Filter this data down to the lines that hold "JSON", and copy them.

START INFORMATION PROVIDED

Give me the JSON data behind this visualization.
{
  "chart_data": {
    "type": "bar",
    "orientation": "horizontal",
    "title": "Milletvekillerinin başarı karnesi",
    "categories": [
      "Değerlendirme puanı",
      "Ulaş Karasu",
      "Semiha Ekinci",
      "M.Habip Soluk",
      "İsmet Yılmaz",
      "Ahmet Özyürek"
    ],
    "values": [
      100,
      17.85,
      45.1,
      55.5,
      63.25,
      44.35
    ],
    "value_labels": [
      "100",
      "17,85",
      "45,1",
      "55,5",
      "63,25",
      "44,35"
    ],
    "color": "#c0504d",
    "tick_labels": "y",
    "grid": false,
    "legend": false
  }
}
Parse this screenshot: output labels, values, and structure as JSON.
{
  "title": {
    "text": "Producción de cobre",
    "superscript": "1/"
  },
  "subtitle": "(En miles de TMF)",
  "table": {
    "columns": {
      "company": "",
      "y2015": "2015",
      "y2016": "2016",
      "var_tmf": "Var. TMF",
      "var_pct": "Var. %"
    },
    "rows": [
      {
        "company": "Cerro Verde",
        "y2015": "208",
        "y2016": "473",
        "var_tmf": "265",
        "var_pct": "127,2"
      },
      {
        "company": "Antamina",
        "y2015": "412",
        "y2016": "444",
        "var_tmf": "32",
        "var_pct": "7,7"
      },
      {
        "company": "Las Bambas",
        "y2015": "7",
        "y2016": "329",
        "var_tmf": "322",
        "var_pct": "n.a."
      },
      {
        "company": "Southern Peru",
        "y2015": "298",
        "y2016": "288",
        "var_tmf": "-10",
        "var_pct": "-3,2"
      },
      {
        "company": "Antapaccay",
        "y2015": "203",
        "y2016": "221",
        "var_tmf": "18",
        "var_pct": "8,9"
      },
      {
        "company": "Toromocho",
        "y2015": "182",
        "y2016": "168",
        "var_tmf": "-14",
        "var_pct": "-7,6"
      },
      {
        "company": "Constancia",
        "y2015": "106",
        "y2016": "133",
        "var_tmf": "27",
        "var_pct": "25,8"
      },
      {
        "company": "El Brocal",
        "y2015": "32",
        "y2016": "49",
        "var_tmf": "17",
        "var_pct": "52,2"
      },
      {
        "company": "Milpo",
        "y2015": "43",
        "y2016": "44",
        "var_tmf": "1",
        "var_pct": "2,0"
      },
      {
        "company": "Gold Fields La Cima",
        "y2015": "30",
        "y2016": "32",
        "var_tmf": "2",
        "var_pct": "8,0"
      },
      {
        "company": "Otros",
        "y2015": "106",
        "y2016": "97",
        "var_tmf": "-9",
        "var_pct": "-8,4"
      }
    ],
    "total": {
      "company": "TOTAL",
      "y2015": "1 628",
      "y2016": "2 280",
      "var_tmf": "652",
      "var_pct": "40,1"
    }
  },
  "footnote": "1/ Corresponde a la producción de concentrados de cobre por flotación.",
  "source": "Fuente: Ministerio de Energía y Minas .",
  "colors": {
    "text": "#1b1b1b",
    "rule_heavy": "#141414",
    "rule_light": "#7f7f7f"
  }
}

END INFORMATION PROVIDED

## FINISHED EXERCISE
Give me the JSON data behind this visualization.
Parse this screenshot: output labels, values, and structure as JSON.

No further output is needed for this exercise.